» **SOURCE DOCUMENT**:
━━━━━━━━
Studio album by Tuomas Holopainen
- Released: 15 April 2014
- Recorded: August–October 2013
- Genres: Soundtrack; classical; celtic folk music;
- Length: 54:05
- Labels: Nuclear Blast, Roadrunner
- Producer: Tuomas Holopainen

Singles from Music Inspired by the Life and Times of Scrooge
- "A Lifetime of Adventure" Released: February 7, 2014;

= Music Inspired by the Life and Times of Scrooge =

Music Inspired by the Life and Times of Scrooge is the first solo album by Finnish songwriter and keyboardist Tuomas Holopainen, best known for his work in the symphonic metal band Nightwish. It was based on cartoonist Don Rosa's The Life and Times of Scrooge McDuck, a graphic novel which featured the Carl Barks Disney comics character of the same name. Rosa contributed the cover artwork. The first single, "A Lifetime of Adventure" was released on February 5, 2014, along with a music video directed by Ville Lipiäinen.
━━━━━━━━
» **Saved entries**:
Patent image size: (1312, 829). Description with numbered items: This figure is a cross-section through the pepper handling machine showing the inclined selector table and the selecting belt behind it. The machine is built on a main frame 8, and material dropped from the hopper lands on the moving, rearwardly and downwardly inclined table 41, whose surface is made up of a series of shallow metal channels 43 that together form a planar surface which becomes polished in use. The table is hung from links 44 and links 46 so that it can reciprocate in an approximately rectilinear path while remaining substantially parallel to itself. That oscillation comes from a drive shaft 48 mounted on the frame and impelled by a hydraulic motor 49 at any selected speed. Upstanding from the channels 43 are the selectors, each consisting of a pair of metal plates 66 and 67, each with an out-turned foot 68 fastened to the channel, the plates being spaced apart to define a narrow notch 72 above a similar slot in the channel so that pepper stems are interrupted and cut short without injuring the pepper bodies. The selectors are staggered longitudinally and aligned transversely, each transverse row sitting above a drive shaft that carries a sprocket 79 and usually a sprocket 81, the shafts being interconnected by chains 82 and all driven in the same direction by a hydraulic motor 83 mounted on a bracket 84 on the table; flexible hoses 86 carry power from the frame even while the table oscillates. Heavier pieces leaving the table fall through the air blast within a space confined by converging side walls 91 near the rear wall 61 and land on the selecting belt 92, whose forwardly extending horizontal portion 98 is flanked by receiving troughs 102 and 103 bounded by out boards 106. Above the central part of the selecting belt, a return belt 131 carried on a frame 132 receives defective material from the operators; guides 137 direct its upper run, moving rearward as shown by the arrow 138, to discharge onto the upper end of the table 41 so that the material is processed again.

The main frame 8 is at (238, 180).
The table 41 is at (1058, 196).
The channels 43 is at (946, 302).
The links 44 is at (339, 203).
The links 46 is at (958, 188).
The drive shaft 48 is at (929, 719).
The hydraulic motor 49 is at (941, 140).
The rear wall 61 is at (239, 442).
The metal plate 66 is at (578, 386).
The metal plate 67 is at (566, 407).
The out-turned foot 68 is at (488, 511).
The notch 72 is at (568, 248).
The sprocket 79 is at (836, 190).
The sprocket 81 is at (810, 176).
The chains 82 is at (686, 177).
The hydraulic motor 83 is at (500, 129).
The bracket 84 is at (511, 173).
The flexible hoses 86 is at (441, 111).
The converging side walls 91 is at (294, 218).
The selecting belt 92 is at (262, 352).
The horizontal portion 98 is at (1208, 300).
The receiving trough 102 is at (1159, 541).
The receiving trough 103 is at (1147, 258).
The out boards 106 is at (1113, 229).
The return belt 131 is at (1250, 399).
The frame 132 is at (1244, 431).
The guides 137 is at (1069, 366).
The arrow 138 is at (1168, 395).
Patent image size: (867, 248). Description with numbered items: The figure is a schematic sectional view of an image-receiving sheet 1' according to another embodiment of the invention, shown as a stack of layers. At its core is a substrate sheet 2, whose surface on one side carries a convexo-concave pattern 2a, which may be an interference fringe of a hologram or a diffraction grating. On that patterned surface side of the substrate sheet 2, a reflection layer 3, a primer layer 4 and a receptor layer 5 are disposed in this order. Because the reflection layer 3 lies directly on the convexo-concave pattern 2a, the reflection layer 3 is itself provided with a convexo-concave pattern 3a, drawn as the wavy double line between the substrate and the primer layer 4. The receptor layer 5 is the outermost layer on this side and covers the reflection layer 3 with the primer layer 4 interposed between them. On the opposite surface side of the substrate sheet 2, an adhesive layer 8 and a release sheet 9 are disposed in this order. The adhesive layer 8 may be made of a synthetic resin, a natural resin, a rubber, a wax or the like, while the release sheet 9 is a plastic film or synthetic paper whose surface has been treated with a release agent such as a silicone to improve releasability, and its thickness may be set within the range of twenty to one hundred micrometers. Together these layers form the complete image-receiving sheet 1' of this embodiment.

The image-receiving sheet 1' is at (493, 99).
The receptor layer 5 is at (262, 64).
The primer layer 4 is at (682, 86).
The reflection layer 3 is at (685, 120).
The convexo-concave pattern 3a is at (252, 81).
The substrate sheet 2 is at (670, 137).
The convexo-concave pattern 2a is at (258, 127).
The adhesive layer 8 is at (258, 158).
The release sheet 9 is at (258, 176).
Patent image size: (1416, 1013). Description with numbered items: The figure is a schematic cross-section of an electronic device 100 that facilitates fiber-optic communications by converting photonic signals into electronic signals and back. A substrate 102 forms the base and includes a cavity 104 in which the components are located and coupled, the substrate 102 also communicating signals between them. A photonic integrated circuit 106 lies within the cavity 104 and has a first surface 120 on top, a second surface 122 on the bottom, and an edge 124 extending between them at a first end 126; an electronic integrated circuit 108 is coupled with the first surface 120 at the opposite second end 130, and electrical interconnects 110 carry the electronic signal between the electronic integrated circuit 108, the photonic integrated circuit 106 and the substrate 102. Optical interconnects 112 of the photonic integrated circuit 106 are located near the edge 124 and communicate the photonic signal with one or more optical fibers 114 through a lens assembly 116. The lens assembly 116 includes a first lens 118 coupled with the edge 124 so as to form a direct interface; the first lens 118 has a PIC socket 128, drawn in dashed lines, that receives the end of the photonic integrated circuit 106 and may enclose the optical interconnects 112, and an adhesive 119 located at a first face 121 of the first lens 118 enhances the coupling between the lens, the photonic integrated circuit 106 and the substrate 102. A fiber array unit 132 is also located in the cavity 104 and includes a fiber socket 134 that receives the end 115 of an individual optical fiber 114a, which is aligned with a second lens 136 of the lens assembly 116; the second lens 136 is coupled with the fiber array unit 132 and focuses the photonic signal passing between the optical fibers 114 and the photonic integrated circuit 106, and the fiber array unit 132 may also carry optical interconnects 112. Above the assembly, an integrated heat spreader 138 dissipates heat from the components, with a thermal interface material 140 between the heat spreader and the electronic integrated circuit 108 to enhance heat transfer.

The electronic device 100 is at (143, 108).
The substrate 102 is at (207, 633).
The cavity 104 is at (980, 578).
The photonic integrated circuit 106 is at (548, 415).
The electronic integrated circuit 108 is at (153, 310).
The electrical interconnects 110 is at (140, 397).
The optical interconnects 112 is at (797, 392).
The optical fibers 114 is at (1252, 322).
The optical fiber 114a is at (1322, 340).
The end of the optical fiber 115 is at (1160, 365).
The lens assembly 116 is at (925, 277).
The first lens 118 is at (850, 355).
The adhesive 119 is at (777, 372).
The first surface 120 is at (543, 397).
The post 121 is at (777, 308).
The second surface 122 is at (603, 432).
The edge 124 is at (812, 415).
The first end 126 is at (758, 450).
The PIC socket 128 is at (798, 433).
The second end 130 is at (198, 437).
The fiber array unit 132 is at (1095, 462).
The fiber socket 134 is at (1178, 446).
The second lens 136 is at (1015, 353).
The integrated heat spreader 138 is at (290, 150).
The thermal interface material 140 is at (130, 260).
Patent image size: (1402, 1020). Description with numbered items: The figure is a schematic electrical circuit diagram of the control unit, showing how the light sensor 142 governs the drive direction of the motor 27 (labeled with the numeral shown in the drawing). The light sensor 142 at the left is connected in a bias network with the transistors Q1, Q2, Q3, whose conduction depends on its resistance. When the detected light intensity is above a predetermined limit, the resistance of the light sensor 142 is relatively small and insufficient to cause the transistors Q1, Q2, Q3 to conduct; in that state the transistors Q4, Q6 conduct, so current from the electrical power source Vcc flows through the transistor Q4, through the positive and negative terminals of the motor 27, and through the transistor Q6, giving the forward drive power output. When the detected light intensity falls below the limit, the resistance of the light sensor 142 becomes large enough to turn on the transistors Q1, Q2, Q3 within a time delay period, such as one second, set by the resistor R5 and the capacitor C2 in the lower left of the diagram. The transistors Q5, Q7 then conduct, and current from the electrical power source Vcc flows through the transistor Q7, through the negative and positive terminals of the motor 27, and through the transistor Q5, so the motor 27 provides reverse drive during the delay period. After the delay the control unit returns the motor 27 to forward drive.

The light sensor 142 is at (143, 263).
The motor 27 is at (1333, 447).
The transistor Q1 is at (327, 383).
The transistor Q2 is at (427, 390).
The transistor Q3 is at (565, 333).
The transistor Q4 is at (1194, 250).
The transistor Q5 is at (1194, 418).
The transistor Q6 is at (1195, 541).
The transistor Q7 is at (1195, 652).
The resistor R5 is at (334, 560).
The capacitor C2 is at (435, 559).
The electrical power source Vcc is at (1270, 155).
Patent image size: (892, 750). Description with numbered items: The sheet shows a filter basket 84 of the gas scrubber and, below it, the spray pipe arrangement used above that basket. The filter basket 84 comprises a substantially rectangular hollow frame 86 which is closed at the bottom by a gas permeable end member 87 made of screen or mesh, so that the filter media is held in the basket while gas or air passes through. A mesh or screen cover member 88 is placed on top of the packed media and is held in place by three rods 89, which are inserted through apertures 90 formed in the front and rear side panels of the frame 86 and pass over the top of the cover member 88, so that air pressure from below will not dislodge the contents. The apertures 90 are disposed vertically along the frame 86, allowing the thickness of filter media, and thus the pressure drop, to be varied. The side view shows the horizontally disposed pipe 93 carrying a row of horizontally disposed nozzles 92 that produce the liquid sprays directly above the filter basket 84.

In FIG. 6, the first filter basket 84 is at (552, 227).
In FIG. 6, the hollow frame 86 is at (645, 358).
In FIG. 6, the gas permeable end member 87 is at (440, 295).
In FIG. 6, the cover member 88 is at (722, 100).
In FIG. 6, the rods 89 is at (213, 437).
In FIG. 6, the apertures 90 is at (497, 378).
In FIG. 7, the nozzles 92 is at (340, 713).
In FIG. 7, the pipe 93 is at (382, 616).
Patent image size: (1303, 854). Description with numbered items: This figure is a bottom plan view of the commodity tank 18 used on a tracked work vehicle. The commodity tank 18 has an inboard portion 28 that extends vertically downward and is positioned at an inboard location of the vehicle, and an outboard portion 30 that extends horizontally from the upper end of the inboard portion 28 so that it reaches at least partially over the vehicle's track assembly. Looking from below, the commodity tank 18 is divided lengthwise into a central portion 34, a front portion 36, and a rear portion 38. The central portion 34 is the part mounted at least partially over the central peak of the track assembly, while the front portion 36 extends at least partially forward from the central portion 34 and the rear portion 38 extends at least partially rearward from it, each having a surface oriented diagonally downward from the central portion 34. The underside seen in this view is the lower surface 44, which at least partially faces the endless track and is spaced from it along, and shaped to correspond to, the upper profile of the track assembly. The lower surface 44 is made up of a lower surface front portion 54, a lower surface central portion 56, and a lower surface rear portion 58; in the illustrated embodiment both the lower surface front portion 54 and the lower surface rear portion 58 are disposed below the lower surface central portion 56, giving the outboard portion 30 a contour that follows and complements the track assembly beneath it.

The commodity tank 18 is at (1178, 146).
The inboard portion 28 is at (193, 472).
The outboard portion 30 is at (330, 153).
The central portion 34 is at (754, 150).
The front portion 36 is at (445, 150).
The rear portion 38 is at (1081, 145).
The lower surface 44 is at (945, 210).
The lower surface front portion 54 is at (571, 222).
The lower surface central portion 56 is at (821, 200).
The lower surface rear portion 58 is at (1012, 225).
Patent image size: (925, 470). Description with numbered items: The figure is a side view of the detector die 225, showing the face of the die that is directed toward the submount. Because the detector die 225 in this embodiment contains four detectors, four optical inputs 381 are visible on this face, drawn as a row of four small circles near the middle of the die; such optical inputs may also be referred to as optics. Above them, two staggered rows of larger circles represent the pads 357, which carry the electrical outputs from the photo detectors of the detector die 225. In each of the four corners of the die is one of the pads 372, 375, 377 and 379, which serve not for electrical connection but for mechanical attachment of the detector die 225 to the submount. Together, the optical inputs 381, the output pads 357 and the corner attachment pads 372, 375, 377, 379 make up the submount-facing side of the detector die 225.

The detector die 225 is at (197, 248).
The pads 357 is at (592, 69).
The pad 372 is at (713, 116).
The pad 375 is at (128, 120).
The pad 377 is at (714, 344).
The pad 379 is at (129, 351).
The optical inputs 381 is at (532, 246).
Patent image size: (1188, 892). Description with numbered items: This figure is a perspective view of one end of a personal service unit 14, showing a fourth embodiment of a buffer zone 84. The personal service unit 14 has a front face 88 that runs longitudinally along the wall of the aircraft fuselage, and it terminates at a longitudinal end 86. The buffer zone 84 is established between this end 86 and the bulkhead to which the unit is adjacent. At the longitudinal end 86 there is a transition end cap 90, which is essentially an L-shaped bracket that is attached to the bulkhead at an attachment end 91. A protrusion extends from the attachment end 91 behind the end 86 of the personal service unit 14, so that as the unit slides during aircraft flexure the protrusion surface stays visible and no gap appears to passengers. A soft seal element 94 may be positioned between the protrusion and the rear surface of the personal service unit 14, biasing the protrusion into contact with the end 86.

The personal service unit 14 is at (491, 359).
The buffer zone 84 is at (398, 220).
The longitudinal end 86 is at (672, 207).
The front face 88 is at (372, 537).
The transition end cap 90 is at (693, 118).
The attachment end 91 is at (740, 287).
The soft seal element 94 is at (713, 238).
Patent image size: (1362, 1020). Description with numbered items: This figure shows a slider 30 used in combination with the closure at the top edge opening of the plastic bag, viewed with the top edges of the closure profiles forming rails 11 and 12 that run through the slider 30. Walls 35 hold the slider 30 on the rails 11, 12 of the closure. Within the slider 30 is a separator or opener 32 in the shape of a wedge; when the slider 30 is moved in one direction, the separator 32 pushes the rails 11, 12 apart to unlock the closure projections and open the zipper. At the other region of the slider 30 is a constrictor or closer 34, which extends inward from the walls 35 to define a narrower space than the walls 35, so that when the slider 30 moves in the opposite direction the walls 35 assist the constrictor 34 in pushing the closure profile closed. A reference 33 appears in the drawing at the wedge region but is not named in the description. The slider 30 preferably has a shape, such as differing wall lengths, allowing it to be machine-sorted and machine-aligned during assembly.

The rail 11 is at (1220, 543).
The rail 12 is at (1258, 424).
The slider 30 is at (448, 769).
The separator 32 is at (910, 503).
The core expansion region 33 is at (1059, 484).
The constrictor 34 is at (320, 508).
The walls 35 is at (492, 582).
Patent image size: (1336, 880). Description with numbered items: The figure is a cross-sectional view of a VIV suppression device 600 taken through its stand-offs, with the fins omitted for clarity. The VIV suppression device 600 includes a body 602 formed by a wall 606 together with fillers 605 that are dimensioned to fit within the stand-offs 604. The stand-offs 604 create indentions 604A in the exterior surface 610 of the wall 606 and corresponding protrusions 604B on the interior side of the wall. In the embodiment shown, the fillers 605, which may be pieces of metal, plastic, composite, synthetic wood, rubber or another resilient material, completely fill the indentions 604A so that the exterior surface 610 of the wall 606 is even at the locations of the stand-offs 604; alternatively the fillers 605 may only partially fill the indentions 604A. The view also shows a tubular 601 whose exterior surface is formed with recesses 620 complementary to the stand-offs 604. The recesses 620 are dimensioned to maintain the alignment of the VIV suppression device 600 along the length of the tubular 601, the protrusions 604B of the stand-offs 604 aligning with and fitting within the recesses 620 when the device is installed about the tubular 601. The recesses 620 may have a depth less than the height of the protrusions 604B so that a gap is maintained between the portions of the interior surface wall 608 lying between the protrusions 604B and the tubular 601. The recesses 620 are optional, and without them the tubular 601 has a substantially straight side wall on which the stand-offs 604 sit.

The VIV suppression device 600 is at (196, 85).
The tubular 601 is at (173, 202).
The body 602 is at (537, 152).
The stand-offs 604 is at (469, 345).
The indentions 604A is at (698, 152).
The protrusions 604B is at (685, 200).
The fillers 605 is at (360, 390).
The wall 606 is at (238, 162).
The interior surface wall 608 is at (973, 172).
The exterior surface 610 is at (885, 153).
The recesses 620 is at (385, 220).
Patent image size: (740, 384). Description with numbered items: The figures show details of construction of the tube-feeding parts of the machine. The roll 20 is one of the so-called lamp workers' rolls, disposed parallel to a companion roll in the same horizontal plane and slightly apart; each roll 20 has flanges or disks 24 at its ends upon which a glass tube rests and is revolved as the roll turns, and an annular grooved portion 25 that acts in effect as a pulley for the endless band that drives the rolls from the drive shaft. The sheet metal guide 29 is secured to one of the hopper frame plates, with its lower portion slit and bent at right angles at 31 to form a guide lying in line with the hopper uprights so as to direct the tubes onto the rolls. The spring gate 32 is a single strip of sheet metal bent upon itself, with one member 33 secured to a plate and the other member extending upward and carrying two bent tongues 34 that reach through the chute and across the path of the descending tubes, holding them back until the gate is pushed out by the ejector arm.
━━━━━━━━
» **GIVEN INSTRUCTION 1**:
Using the album article, explain why the album's title refers to Scrooge.
» **GIVEN INSTRUCTION 2**:
Rewrite the album article from "Singles from Music" down to "by Ville Lipiäinen.", swapping "keyboardist" for "pianist".
» **GIVEN INSTRUCTION 3**:
Go on with the album article, starting after its final sentence.

» **EXERCISE ANSWER 1**:
The album was based on cartoonist Don Rosa's graphic novel The Life and Times of Scrooge McDuck. That novel featured the Carl Barks Disney comics character Scrooge McDuck.

» **EXERCISE ANSWER 2**:
Singles from Music Inspired by the Life and Times of Scrooge
- "A Lifetime of Adventure" Released: February 7, 2014;

= Music Inspired by the Life and Times of Scrooge =

Music Inspired by the Life and Times of Scrooge is the first solo album by Finnish songwriter and pianist Tuomas Holopainen, best known for his work in the symphonic metal band Nightwish. It was based on cartoonist Don Rosa's The Life and Times of Scrooge McDuck, a graphic novel which featured the Carl Barks Disney comics character of the same name. Rosa contributed the cover artwork. The first single, "A Lifetime of Adventure" was released on February 5, 2014, along with a music video directed by Ville Lipiäinen.

» **EXERCISE ANSWER 3**:
It features several vocalists including Johanna Kurkela, Tony Kakko of Sonata Arctica and narration by Alan Reid, with lyrics in English and Scottish Gaelic. It also features the London Philharmonic Orchestra, the choir group Metro Voices, and several guest musicians including fellow Nightwish member Troy Donockley.

==Track listing==

- The deluxe digibook also includes a bonus disc with an all instrumental version of the album minus the Alternative Version of "A Lifetime of Adventure".
This Track can be also found on the Standard Edition as a Hidden Track.

| No. | Title | Length |
|---|---|---|
| 1. | "Glasgow 1877" | 6:27 |
| 2. | "Into the West" | 5:01 |
| 3. | "Duel & Cloudscapes" | 4:50 |
| 4. | "Dreamtime" | 4:47 |
| 5. | "Cold Heart of the Klondike" | 6:52 |
| 6. | "The Last Sled" | 5:40 |
| 7. | "Goodbye, Papa" | 6:27 |
| 8. | "To Be Rich" | 3:22 |
| 9. | "A Lifetime of Adventure" | 6:13 |
| 10. | "Go Slowly Now, Sands of Time" | 4:36 |
| Total length: |  | 54:05 |

iTunes/deluxe edition bonus tracks
| No. | Title | Length |
|---|---|---|
| 11. | "A Lifetime of Adventure (Alternative Version)" | 6:00 |
| Total length: |  | 60:05 |

==Personnel==
All information from the album booklet.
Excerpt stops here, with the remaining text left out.